-- start --
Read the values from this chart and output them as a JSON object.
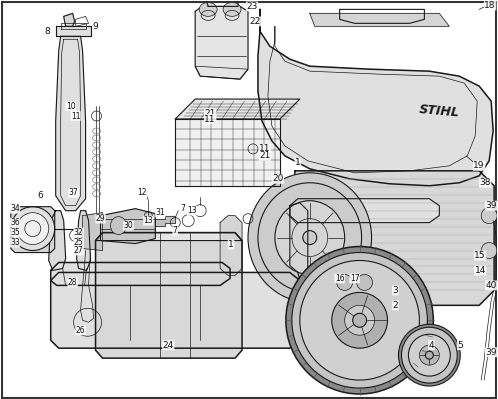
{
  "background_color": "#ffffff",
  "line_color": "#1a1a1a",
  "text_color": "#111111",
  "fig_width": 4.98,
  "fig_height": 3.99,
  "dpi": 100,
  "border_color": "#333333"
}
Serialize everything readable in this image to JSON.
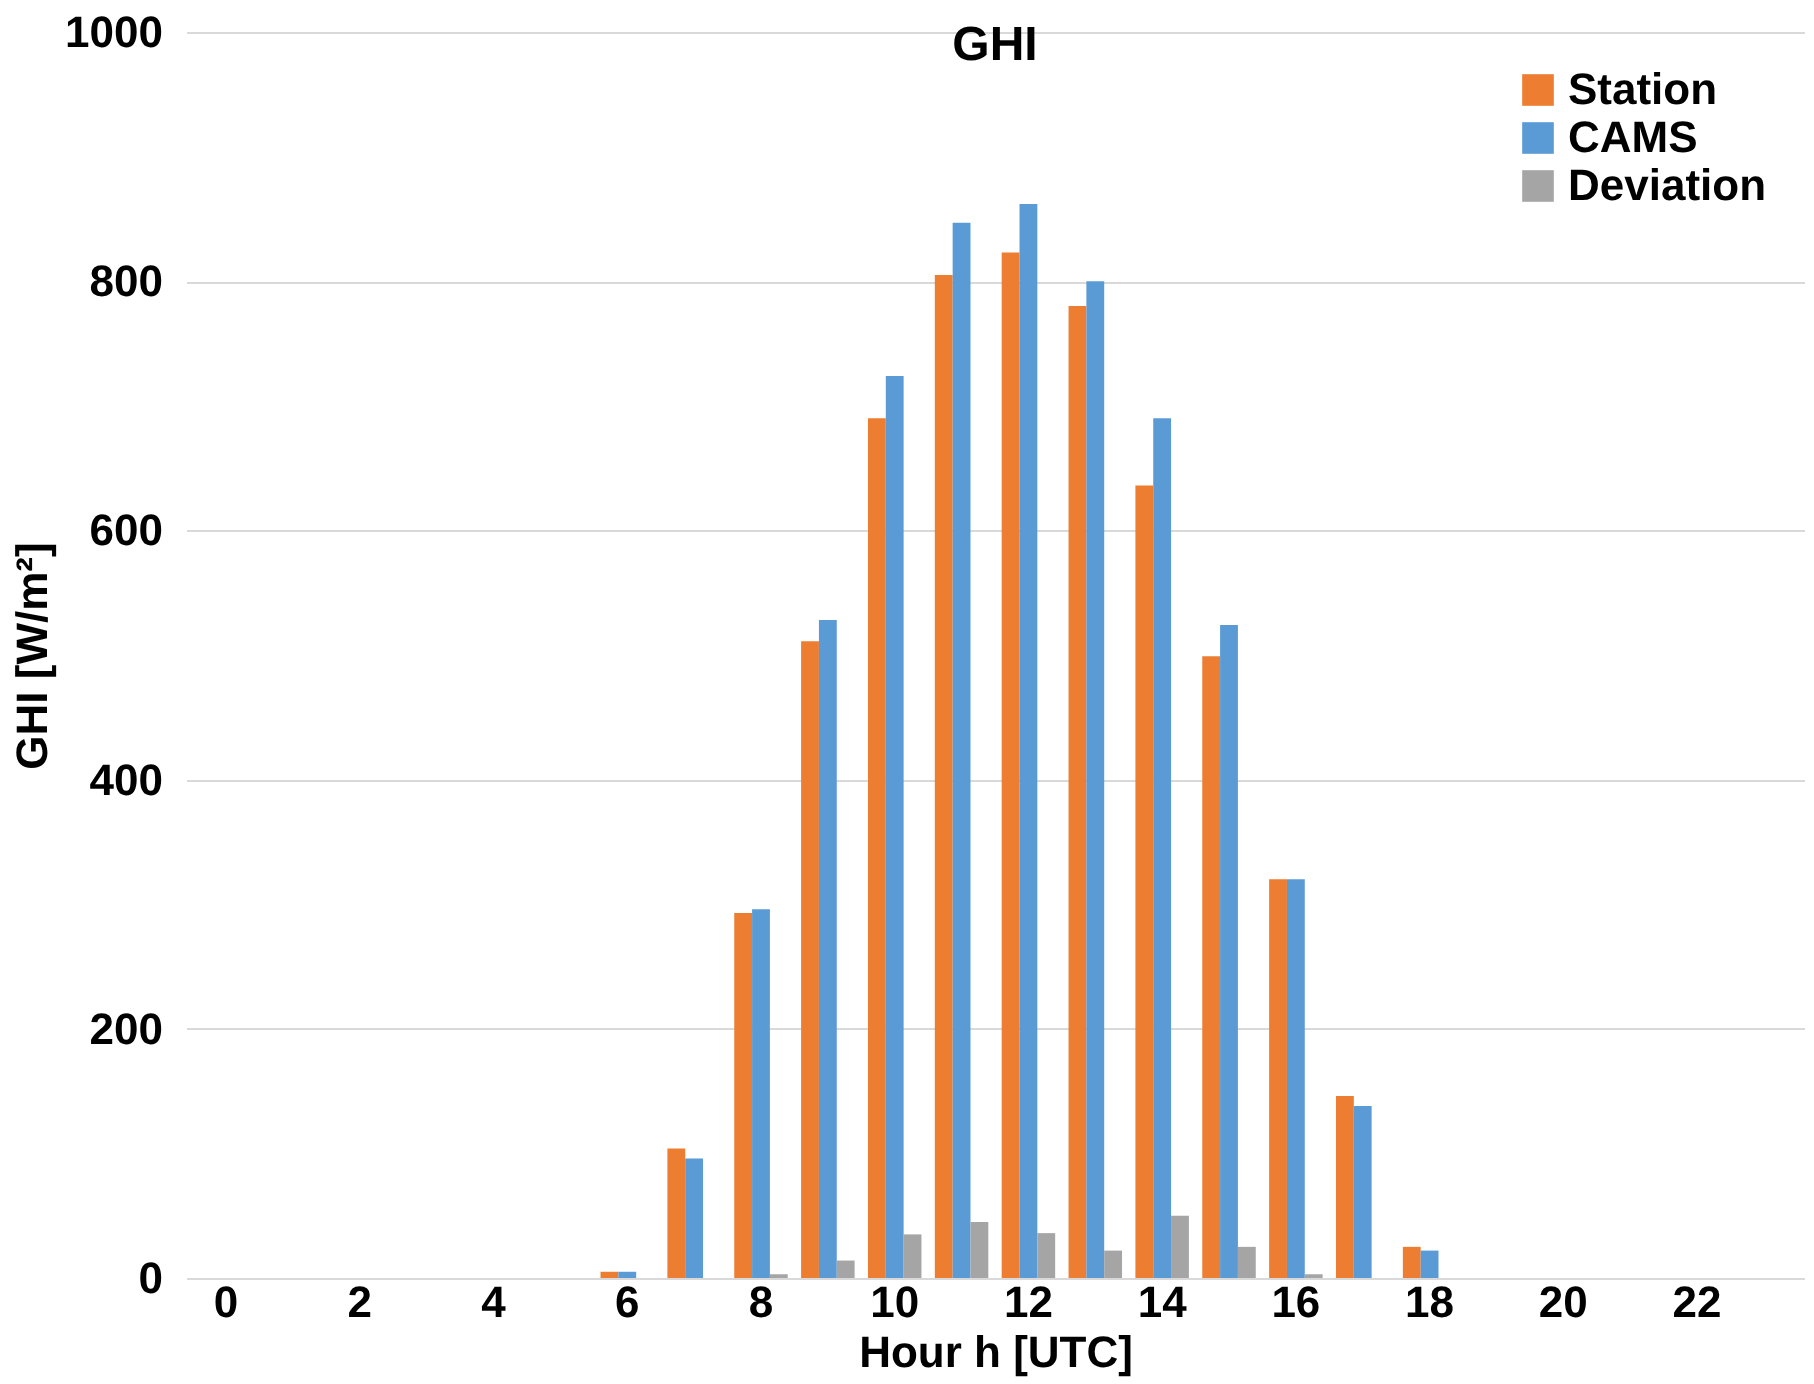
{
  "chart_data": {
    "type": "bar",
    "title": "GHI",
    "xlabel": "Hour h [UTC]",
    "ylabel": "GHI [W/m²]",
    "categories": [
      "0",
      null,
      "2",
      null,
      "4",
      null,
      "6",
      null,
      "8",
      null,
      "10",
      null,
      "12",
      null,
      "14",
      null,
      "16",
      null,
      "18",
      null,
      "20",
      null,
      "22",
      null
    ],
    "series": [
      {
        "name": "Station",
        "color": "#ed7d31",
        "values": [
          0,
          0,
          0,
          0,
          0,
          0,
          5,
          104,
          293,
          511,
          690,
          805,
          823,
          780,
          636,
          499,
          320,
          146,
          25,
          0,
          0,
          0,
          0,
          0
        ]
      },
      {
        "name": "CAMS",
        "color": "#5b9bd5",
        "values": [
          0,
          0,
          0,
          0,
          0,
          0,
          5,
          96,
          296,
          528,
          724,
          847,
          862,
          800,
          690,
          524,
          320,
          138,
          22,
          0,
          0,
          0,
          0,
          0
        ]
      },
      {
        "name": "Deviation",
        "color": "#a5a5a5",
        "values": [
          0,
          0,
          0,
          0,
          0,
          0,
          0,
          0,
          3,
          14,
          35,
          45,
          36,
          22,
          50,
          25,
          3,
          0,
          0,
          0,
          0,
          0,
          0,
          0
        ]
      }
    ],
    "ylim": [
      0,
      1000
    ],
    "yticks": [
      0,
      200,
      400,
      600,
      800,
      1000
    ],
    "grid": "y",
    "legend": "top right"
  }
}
-- end --
▶ _Problem statement_
Pick out every line above that contains the word "name" and copy it.

▶ _Result_
        "name": "Station",
        "name": "CAMS",
        "name": "Deviation",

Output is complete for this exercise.